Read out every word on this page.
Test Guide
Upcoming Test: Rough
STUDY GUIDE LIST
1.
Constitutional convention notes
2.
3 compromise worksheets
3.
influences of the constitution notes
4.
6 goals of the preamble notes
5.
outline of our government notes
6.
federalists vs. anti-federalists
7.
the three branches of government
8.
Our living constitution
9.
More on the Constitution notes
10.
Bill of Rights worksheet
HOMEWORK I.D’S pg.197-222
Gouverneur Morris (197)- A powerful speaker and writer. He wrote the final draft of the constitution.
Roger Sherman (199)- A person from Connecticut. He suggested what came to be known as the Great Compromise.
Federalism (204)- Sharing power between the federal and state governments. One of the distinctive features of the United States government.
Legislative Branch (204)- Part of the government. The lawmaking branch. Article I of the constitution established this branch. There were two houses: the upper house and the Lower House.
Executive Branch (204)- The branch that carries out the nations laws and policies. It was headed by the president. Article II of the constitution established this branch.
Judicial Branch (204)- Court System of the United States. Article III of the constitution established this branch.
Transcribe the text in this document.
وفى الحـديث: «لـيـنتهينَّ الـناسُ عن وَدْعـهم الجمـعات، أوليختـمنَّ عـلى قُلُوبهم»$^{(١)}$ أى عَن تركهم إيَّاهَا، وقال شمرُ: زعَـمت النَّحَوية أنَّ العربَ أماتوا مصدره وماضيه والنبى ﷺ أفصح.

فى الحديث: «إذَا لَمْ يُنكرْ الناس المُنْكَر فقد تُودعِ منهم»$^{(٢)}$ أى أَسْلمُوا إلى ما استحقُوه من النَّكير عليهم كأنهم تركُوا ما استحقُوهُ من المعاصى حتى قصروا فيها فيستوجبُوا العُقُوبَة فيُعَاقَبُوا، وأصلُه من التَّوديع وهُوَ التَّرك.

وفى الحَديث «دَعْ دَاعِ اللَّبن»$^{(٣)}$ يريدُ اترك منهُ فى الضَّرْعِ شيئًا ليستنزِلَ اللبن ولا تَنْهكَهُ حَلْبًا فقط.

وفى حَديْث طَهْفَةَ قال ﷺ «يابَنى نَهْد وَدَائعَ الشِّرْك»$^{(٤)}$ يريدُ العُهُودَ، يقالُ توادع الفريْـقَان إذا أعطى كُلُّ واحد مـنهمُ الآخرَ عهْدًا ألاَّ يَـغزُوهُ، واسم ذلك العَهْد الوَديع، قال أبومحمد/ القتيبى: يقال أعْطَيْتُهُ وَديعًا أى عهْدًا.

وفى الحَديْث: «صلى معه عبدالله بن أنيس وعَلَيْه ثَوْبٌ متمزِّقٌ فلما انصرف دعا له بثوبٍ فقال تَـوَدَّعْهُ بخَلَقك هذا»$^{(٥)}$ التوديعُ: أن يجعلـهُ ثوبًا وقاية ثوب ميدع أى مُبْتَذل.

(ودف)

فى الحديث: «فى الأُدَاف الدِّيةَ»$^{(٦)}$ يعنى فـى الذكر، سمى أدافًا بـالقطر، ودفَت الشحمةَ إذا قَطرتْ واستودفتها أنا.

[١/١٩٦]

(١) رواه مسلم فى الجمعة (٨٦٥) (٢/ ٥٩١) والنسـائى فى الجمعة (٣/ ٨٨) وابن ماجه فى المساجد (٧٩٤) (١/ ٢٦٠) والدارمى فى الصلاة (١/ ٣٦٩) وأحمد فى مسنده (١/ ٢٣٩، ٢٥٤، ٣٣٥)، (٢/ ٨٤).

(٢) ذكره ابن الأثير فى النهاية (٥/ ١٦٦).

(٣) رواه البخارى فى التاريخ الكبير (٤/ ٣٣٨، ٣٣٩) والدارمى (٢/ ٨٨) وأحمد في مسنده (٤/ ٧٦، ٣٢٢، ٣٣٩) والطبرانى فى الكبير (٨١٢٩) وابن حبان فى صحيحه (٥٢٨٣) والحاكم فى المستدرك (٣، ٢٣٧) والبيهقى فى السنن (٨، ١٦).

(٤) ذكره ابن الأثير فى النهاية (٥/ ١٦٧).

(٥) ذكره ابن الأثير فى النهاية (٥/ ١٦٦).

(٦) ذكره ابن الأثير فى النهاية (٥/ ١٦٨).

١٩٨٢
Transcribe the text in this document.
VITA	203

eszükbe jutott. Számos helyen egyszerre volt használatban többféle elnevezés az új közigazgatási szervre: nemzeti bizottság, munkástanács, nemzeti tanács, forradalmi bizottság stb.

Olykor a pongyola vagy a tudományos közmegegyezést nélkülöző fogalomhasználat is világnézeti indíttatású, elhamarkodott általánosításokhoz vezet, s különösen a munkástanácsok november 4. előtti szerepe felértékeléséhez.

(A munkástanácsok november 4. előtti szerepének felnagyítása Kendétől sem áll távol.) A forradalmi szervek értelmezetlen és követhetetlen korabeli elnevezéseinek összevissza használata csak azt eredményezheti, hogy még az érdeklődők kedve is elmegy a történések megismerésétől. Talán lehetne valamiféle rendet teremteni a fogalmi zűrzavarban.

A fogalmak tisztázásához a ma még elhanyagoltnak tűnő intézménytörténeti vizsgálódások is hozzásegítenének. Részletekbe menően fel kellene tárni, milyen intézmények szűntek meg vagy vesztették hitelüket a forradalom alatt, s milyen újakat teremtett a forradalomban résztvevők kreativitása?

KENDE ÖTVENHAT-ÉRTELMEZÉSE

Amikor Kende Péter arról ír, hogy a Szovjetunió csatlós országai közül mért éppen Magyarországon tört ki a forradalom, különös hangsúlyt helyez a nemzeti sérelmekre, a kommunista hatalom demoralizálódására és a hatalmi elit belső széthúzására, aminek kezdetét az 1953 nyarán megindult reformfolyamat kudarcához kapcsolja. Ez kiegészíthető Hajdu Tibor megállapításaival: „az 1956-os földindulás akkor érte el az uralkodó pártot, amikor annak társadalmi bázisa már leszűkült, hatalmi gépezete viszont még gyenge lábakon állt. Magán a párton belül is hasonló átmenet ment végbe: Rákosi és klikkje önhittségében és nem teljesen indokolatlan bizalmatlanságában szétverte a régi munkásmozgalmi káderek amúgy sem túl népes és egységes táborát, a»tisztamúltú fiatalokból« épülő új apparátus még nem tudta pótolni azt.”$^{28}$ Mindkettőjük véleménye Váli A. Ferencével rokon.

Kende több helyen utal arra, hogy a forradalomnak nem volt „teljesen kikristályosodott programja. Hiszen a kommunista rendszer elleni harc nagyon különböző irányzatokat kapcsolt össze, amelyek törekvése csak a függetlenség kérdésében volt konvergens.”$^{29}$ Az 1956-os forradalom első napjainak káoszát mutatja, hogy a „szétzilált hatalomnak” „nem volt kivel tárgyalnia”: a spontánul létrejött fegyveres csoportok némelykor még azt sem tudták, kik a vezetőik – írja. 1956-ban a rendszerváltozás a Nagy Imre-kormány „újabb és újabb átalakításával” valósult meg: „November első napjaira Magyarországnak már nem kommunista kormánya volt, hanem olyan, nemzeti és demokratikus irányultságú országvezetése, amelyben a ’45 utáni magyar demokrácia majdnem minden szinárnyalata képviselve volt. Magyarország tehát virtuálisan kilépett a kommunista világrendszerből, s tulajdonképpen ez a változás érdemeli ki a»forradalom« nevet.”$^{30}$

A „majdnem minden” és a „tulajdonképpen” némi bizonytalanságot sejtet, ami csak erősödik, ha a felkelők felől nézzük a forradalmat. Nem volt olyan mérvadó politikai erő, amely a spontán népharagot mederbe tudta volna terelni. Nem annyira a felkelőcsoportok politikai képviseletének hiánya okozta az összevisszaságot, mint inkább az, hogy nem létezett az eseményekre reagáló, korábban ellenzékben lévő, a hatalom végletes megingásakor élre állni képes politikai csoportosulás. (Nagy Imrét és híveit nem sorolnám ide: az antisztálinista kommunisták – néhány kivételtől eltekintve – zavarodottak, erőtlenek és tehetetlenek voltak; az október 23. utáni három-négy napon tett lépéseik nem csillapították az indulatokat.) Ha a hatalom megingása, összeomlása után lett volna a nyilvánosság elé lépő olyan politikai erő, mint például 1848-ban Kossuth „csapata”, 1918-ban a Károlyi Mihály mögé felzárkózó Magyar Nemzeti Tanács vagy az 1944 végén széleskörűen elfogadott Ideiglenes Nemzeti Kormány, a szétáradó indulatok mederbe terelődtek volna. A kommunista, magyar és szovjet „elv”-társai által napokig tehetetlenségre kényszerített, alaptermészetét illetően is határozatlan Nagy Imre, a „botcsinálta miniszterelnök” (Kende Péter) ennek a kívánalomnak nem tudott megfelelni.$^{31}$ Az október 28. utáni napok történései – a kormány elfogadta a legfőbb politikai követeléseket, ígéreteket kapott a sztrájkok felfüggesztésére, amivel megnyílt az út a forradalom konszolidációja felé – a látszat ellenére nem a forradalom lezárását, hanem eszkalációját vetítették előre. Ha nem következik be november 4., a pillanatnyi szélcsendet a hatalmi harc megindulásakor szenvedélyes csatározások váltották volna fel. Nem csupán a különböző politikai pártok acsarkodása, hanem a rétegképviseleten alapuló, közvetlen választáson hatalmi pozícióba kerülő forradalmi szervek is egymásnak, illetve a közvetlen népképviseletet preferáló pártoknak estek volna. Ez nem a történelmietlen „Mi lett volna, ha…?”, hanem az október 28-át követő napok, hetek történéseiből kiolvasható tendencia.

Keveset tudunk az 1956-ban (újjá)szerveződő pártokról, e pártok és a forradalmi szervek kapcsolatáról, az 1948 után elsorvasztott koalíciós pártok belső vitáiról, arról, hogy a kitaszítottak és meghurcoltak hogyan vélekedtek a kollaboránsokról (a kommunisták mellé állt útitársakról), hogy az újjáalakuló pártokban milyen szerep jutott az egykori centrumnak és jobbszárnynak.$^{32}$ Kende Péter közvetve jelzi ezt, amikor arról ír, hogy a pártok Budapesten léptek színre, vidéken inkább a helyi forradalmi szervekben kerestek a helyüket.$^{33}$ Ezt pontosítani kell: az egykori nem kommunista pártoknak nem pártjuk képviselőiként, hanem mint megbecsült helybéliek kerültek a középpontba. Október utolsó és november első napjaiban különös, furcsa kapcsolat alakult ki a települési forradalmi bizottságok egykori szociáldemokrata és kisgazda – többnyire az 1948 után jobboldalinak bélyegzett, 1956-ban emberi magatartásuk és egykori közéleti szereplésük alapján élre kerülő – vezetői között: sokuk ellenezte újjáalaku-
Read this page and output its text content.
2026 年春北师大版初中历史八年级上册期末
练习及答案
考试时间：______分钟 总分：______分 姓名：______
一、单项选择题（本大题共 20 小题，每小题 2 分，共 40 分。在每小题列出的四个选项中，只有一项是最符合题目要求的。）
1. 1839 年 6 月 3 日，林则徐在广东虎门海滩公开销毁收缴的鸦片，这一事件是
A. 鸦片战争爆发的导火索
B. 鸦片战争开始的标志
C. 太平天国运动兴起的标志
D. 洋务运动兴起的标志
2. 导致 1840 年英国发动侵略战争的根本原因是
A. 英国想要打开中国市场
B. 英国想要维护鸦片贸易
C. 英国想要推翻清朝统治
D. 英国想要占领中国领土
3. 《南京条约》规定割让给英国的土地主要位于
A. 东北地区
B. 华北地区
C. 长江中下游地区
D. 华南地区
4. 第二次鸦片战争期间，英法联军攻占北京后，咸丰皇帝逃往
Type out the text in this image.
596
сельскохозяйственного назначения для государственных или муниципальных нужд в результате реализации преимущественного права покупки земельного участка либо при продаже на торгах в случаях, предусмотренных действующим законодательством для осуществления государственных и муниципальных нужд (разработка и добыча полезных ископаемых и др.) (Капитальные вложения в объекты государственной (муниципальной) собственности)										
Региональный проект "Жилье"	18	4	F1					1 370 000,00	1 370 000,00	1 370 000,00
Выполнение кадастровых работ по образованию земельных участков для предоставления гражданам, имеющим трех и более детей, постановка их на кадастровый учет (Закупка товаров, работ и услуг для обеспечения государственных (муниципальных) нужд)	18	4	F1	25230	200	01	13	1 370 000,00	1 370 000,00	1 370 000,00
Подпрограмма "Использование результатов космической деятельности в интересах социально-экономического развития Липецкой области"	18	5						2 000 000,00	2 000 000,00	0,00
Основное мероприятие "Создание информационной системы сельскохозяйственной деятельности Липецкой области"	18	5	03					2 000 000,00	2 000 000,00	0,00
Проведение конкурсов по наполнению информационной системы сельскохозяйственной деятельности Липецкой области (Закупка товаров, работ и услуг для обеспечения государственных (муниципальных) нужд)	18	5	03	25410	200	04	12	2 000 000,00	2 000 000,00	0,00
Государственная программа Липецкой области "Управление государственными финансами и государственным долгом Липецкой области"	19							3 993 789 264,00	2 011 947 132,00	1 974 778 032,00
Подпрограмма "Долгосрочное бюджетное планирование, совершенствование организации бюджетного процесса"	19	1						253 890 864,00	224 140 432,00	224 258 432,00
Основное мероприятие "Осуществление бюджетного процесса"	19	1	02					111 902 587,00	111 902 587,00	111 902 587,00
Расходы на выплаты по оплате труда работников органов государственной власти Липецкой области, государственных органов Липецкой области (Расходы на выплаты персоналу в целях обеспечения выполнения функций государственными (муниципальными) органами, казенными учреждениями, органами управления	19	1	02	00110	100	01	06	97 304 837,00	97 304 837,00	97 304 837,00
--
## Exercise instructions
For each line of the listing that holds the word "مسنده", show that line.

## Exercise response
(١) رواه مسلم فى الجمعة (٨٦٥) (٢/ ٥٩١) والنسـائى فى الجمعة (٣/ ٨٨) وابن ماجه فى المساجد (٧٩٤) (١/ ٢٦٠) والدارمى فى الصلاة (١/ ٣٦٩) وأحمد فى مسنده (١/ ٢٣٩، ٢٥٤، ٣٣٥)، (٢/ ٨٤).
(٣) رواه البخارى فى التاريخ الكبير (٤/ ٣٣٨، ٣٣٩) والدارمى (٢/ ٨٨) وأحمد في مسنده (٤/ ٧٦، ٣٢٢، ٣٣٩) والطبرانى فى الكبير (٨١٢٩) وابن حبان فى صحيحه (٥٢٨٣) والحاكم فى المستدرك (٣، ٢٣٧) والبيهقى فى السنن (٨، ١٦).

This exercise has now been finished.